◆ Exercise input
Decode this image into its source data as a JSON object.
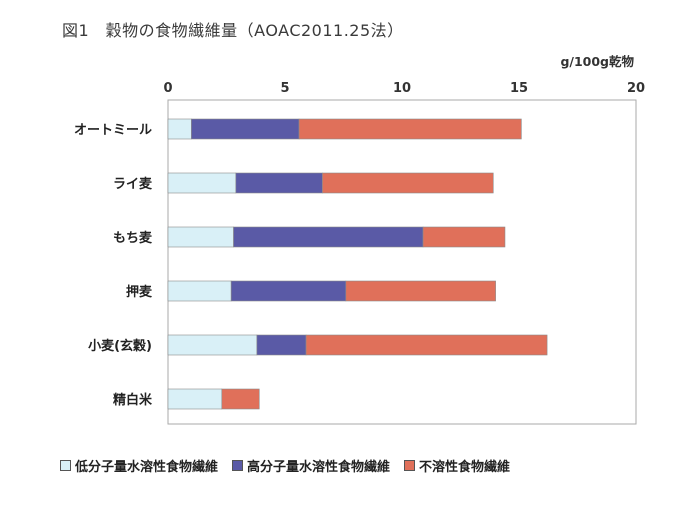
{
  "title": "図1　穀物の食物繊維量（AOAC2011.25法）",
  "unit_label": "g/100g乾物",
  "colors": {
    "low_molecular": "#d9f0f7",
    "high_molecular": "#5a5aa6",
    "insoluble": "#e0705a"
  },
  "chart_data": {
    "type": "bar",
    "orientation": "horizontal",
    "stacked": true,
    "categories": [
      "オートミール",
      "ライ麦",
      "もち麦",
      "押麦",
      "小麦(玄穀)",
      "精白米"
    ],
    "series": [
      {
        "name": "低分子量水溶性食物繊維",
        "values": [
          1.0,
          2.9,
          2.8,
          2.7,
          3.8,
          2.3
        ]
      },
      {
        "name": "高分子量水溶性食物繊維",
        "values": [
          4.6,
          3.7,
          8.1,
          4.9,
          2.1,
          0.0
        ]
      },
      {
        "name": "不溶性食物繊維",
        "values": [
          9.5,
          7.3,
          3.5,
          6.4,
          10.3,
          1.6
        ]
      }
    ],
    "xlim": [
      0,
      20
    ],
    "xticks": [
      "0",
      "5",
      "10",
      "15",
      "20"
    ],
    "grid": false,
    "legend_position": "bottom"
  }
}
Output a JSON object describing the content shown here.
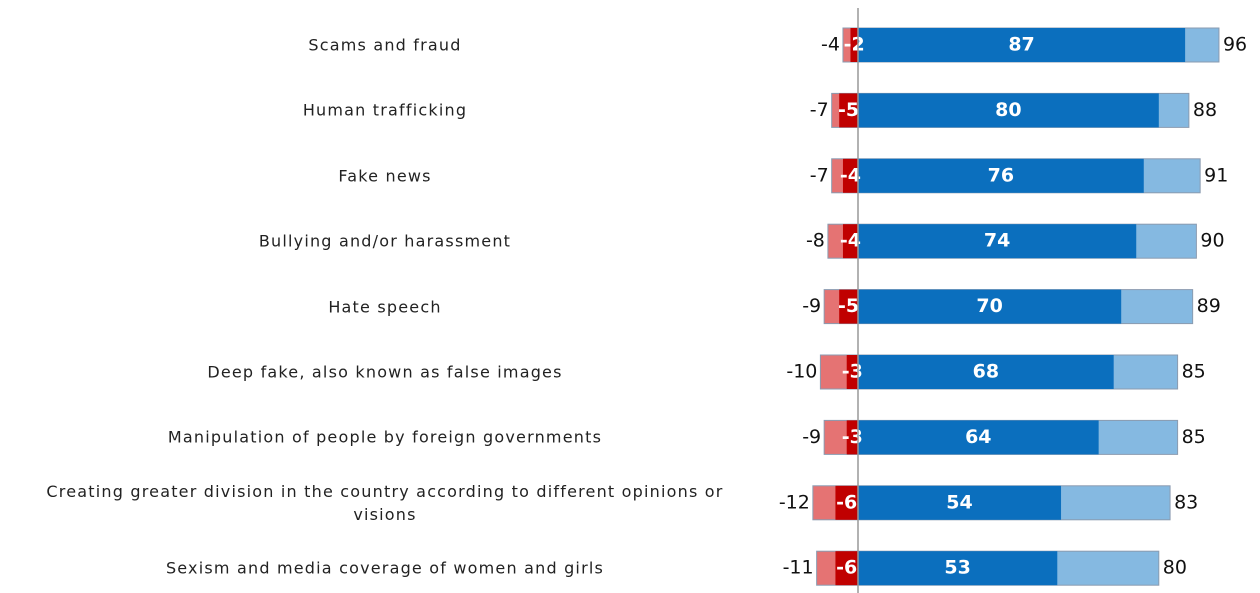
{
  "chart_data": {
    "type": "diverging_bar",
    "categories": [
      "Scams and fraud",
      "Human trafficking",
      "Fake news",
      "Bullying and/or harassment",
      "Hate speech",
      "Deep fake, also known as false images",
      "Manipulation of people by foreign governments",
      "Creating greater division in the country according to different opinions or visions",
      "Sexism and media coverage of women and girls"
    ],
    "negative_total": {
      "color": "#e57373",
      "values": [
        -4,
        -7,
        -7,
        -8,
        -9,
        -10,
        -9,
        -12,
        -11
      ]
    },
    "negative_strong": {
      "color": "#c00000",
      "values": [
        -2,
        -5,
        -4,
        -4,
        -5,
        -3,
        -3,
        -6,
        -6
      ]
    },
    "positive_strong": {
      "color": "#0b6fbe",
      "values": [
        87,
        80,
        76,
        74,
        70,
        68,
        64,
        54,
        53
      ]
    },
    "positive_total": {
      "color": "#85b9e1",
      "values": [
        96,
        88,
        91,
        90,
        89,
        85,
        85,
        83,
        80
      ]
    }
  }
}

...

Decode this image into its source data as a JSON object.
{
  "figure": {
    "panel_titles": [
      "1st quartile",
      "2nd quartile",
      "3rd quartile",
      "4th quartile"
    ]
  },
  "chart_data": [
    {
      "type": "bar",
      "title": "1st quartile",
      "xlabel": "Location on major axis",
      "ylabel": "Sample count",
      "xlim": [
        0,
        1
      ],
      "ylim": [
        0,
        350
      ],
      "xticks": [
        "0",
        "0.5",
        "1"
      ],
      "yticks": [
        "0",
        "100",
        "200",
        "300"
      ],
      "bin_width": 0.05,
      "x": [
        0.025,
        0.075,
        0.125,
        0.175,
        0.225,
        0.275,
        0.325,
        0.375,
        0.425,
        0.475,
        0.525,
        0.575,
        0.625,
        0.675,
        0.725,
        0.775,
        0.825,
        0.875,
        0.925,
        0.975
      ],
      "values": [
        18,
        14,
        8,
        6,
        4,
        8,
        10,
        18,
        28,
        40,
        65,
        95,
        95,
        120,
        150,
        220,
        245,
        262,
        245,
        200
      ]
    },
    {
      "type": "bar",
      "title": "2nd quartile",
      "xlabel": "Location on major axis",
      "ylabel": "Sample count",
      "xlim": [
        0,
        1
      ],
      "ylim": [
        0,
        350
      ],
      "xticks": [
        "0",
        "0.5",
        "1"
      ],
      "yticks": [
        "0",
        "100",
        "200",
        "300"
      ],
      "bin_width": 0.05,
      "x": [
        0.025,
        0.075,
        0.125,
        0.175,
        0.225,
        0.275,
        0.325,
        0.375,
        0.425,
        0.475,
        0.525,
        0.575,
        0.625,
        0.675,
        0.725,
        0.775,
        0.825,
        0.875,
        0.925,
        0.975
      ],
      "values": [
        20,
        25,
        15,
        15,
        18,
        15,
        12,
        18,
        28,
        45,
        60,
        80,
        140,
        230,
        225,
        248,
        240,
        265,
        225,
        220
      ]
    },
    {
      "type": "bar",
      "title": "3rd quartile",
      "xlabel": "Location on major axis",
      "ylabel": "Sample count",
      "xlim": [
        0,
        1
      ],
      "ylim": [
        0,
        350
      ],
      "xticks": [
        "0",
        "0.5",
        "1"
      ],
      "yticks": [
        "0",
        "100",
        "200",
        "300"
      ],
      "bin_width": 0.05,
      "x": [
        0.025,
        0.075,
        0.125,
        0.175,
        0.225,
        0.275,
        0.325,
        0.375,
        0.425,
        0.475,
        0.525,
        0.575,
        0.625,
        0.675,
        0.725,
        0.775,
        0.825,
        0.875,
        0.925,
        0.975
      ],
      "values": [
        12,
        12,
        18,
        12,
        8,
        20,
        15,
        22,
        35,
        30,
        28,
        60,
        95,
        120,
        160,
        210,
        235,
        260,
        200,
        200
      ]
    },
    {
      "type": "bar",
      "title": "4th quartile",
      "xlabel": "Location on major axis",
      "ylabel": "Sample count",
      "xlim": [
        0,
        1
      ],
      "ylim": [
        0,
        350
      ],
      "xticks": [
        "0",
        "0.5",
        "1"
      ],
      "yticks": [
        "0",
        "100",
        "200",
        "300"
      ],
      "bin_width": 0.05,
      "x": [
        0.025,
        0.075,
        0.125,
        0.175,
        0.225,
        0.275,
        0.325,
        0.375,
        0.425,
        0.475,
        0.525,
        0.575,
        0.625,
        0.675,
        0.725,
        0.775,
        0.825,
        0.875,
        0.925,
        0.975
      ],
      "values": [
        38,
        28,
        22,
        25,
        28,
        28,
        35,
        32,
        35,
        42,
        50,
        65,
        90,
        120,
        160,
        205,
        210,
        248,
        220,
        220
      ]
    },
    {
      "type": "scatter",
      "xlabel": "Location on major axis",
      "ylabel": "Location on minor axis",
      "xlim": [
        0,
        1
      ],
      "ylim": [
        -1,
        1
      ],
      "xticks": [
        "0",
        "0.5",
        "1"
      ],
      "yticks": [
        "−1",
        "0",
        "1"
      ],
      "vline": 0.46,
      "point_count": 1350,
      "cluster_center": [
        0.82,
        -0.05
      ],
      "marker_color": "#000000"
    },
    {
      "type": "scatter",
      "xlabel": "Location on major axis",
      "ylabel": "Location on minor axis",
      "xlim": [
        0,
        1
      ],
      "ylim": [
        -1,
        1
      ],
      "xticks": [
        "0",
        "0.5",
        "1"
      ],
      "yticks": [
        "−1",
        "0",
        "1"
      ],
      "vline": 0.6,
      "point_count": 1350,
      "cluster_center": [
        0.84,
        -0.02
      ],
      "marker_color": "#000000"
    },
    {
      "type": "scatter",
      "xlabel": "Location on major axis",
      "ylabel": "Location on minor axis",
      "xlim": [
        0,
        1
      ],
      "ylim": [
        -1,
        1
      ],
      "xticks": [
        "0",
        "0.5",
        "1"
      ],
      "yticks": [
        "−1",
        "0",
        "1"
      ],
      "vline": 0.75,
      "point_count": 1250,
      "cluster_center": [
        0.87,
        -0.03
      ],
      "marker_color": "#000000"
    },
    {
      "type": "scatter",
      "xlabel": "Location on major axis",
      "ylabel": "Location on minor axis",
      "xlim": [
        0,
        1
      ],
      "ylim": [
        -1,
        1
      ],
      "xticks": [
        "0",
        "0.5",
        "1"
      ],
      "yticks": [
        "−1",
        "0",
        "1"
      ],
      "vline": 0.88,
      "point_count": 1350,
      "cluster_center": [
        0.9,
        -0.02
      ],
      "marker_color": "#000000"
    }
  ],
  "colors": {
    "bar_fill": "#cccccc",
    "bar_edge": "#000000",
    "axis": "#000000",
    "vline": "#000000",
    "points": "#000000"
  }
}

--

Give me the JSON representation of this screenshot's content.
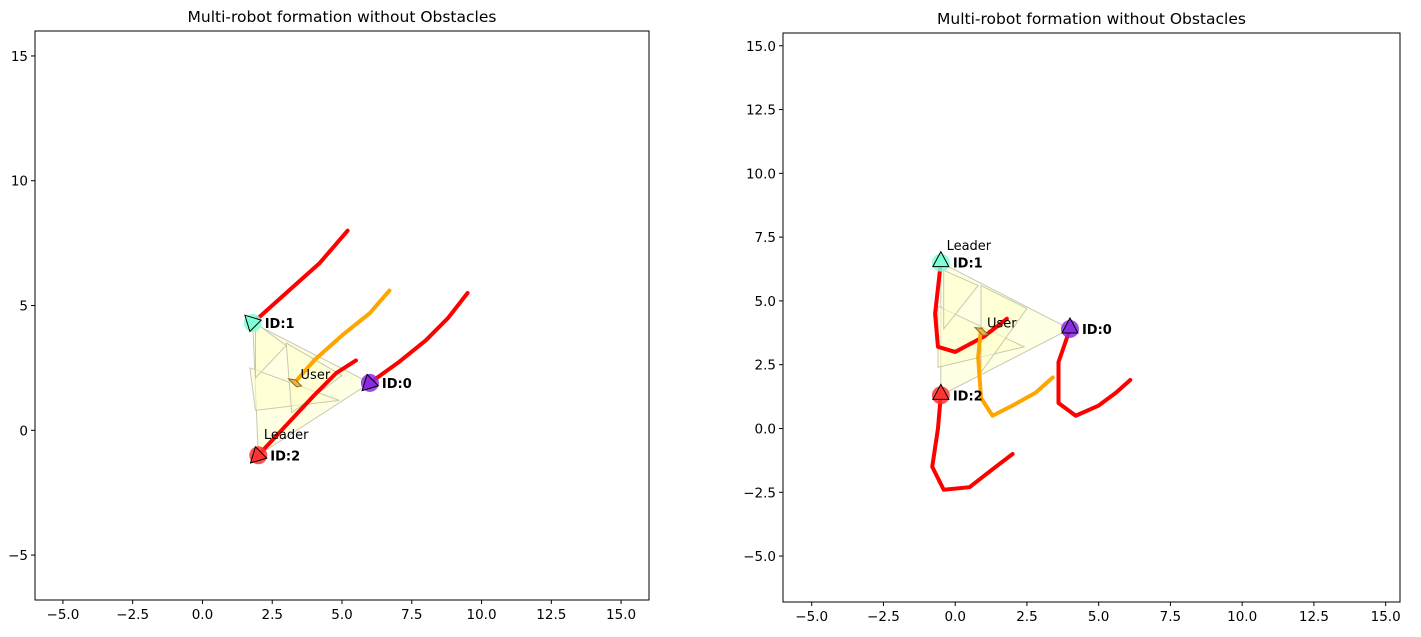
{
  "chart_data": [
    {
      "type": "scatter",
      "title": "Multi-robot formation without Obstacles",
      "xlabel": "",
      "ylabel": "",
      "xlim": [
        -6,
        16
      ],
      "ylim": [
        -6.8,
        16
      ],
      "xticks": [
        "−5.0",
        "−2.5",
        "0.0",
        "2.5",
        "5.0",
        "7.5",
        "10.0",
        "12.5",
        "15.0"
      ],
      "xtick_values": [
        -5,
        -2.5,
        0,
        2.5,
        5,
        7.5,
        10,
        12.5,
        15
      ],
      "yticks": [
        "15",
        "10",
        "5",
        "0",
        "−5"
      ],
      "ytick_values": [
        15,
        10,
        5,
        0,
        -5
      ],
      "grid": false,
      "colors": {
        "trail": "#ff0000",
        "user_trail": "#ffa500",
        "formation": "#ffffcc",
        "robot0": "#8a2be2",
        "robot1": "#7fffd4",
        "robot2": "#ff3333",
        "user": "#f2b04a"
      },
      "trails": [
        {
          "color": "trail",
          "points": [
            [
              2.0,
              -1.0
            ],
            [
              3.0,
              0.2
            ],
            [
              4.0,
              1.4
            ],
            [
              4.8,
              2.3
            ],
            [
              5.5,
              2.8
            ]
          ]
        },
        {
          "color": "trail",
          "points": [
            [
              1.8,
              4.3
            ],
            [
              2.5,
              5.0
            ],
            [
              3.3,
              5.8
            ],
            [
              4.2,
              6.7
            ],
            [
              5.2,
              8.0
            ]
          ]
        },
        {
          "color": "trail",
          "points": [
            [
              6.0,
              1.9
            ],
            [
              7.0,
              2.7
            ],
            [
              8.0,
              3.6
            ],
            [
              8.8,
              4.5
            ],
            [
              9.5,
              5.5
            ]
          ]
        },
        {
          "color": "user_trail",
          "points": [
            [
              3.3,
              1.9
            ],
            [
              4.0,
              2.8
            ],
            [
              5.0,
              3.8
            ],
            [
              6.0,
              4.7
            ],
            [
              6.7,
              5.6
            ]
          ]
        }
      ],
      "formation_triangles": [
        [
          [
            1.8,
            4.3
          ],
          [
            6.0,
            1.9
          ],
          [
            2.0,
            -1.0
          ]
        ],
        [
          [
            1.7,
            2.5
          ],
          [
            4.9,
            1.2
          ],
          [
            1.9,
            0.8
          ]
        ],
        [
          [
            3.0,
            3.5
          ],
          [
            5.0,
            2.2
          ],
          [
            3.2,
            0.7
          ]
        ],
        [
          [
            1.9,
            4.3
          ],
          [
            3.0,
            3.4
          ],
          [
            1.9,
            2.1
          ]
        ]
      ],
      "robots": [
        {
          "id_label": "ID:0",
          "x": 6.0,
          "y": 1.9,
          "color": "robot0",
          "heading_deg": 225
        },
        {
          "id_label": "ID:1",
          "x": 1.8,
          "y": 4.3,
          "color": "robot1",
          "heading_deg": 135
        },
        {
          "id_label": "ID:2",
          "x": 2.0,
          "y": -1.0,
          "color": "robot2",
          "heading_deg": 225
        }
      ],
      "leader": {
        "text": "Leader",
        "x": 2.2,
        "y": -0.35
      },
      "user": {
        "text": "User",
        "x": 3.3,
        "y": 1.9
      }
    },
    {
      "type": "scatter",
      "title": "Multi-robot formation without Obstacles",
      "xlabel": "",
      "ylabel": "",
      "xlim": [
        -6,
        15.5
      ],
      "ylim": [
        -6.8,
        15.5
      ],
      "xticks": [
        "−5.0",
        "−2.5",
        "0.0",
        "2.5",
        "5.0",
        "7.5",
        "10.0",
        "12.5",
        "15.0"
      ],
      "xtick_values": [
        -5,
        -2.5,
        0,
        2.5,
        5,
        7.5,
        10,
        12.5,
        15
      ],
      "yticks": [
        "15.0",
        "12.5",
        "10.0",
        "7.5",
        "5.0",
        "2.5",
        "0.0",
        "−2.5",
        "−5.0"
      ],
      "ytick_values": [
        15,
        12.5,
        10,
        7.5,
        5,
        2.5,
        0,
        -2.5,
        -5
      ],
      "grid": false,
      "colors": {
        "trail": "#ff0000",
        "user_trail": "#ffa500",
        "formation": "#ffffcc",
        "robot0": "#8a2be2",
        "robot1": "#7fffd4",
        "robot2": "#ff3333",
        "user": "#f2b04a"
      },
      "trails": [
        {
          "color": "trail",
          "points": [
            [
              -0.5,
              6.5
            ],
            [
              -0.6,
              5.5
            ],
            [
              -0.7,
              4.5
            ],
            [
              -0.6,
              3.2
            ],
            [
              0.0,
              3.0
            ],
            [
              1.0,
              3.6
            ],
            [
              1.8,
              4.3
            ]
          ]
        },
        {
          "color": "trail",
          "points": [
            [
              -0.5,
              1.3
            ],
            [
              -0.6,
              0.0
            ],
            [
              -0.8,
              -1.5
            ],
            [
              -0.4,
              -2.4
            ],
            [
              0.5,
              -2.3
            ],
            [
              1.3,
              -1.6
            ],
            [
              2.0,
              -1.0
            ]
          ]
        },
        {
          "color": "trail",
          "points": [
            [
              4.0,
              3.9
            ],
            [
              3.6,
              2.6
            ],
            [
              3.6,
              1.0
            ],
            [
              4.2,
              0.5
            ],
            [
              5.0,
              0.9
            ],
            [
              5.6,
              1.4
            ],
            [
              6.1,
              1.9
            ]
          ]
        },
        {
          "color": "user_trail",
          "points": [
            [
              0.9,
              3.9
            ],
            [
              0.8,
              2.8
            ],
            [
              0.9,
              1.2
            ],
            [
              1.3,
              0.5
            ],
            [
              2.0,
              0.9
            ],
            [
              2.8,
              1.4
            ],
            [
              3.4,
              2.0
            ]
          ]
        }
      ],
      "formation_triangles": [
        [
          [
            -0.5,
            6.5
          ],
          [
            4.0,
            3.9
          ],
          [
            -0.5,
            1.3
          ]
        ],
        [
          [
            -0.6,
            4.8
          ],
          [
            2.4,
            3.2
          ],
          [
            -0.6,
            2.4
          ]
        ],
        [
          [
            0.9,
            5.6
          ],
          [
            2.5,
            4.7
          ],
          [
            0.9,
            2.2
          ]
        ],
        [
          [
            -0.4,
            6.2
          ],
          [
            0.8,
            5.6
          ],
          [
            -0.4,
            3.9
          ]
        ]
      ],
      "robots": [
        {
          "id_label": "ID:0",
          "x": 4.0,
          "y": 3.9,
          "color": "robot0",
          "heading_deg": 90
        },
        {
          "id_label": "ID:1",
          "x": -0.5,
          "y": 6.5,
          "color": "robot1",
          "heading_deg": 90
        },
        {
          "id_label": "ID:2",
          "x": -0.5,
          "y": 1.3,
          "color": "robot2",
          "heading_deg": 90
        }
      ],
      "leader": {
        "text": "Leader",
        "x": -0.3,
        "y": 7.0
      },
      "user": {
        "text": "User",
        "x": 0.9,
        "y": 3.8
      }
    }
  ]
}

◆ Set task
Copy whichever lines in the listing above contain the word "quartile".

◆ Response for this exercise
      "1st quartile",
      "2nd quartile",
      "3rd quartile",
      "4th quartile"
      "title": "1st quartile",
      "title": "2nd quartile",
      "title": "3rd quartile",
      "title": "4th quartile",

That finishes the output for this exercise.